WHAT NEEDS TO BE DONE - When the records are reproduced, each one must match exactly, and no picture may be kept.
┌────────
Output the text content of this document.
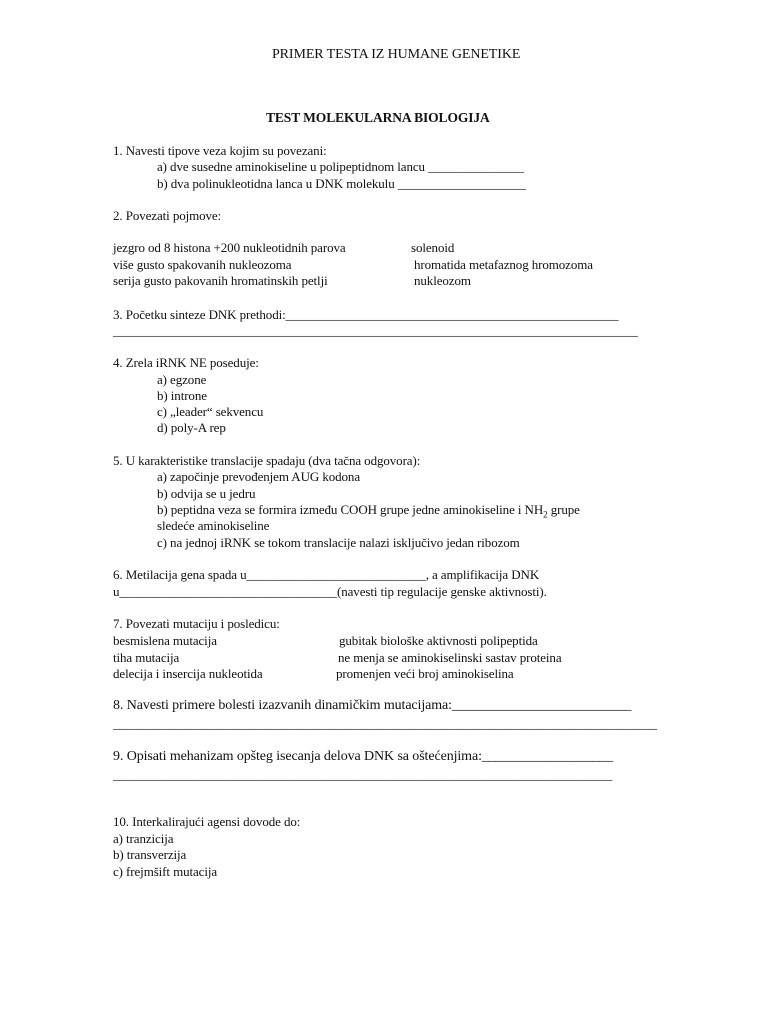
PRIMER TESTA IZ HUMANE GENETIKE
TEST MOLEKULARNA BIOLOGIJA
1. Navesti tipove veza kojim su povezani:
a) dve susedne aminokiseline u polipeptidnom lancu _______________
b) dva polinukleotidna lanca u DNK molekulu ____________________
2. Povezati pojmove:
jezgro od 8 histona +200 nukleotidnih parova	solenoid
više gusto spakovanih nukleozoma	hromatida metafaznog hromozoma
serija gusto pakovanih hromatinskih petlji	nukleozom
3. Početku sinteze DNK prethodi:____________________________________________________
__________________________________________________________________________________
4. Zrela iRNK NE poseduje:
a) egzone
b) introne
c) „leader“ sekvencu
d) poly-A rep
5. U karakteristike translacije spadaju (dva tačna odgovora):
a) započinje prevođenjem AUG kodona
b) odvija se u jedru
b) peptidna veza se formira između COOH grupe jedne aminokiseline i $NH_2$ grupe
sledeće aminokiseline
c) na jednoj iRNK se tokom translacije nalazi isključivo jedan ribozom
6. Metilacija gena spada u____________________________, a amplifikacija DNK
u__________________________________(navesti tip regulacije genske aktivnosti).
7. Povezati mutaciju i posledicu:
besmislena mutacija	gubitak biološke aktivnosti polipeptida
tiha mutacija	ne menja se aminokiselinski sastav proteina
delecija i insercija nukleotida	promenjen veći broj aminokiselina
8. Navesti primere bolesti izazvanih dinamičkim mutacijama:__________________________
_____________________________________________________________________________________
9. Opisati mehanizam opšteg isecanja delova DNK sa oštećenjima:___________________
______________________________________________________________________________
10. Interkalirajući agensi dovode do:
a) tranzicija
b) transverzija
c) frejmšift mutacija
└────────
ANSWER SECTION -
Output the text content of this document.
PRIMER TESTA IZ HUMANE GENETIKE
TEST MOLEKULARNA BIOLOGIJA
1. Navesti tipove veza kojim su povezani:
a) dve susedne aminokiseline u polipeptidnom lancu _______________
b) dva polinukleotidna lanca u DNK molekulu ____________________
2. Povezati pojmove:
jezgro od 8 histona +200 nukleotidnih parova	solenoid
više gusto spakovanih nukleozoma	hromatida metafaznog hromozoma
serija gusto pakovanih hromatinskih petlji	nukleozom
3. Početku sinteze DNK prethodi:____________________________________________________
__________________________________________________________________________________
4. Zrela iRNK NE poseduje:
a) egzone
b) introne
c) „leader“ sekvencu
d) poly-A rep
5. U karakteristike translacije spadaju (dva tačna odgovora):
a) započinje prevođenjem AUG kodona
b) odvija se u jedru
b) peptidna veza se formira između COOH grupe jedne aminokiseline i $NH_2$ grupe
sledeće aminokiseline
c) na jednoj iRNK se tokom translacije nalazi isključivo jedan ribozom
6. Metilacija gena spada u____________________________, a amplifikacija DNK
u__________________________________(navesti tip regulacije genske aktivnosti).
7. Povezati mutaciju i posledicu:
besmislena mutacija	gubitak biološke aktivnosti polipeptida
tiha mutacija	ne menja se aminokiselinski sastav proteina
delecija i insercija nukleotida	promenjen veći broj aminokiselina
8. Navesti primere bolesti izazvanih dinamičkim mutacijama:__________________________
_____________________________________________________________________________________
9. Opisati mehanizam opšteg isecanja delova DNK sa oštećenjima:___________________
______________________________________________________________________________
10. Interkalirajući agensi dovode do:
a) tranzicija
b) transverzija
c) frejmšift mutacija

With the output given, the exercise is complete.